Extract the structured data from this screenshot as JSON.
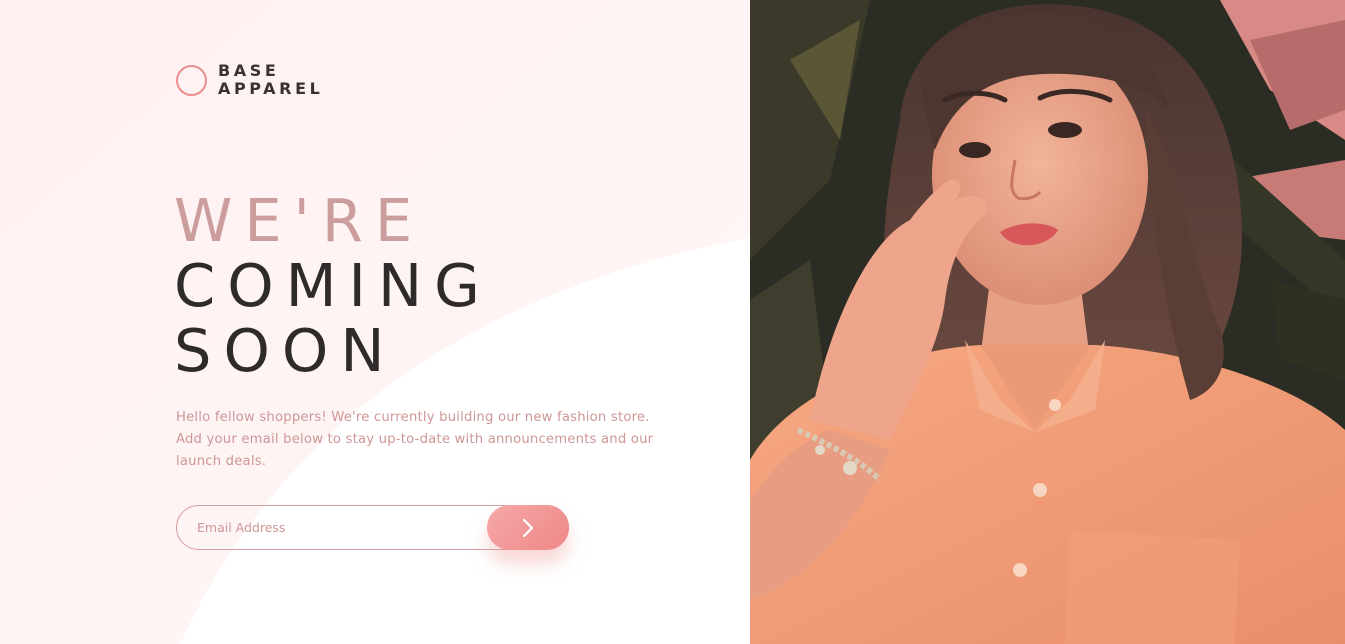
{
  "brand": {
    "line1": "BASE",
    "line2": "APPAREL"
  },
  "headline": {
    "line1": "We're",
    "line2": "coming",
    "line3": "soon"
  },
  "intro": "Hello fellow shoppers! We're currently building our new fashion store. Add your email below to stay up-to-date with announcements and our launch deals.",
  "signup": {
    "placeholder": "Email Address",
    "submit_icon": "chevron-right-icon"
  },
  "colors": {
    "accent": "#ee8e8e",
    "headline_light": "#cc9d9d",
    "headline_dark": "#2f2b2b",
    "text": "#ce9797",
    "background": "#fff5f5"
  },
  "hero": {
    "icon": "hero-portrait-image"
  }
}
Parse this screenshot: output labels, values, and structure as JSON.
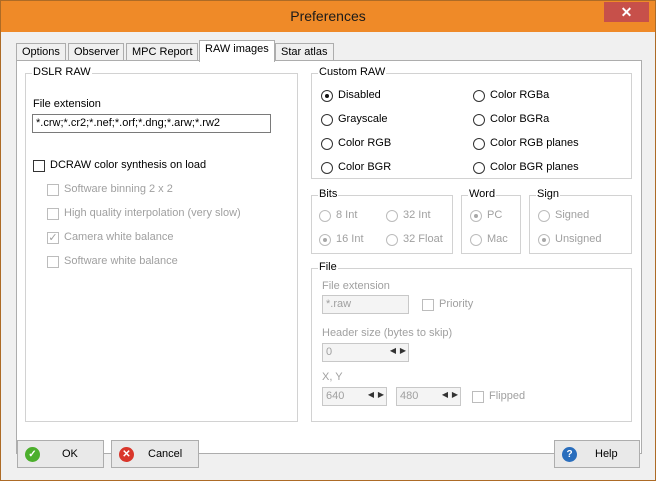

•••

PROBLEM: Drop the images and quote the entries word for word.

FINISHED EXERCISE:
Extract the structured data from this screenshot as JSON.
{
  "brand": {
    "line1": "BASE",
    "line2": "APPAREL"
  },
  "headline": {
    "line1": "We're",
    "line2": "coming",
    "line3": "soon"
  },
  "intro": "Hello fellow shoppers! We're currently building our new fashion store. Add your email below to stay up-to-date with announcements and our launch deals.",
  "signup": {
    "placeholder": "Email Address",
    "submit_icon": "chevron-right-icon"
  },
  "colors": {
    "accent": "#ee8e8e",
    "headline_light": "#cc9d9d",
    "headline_dark": "#2f2b2b",
    "text": "#ce9797",
    "background": "#fff5f5"
  },
  "hero": {
    "icon": "hero-portrait-image"
  }
}
Parse this screenshot: output labels, values, and structure as JSON.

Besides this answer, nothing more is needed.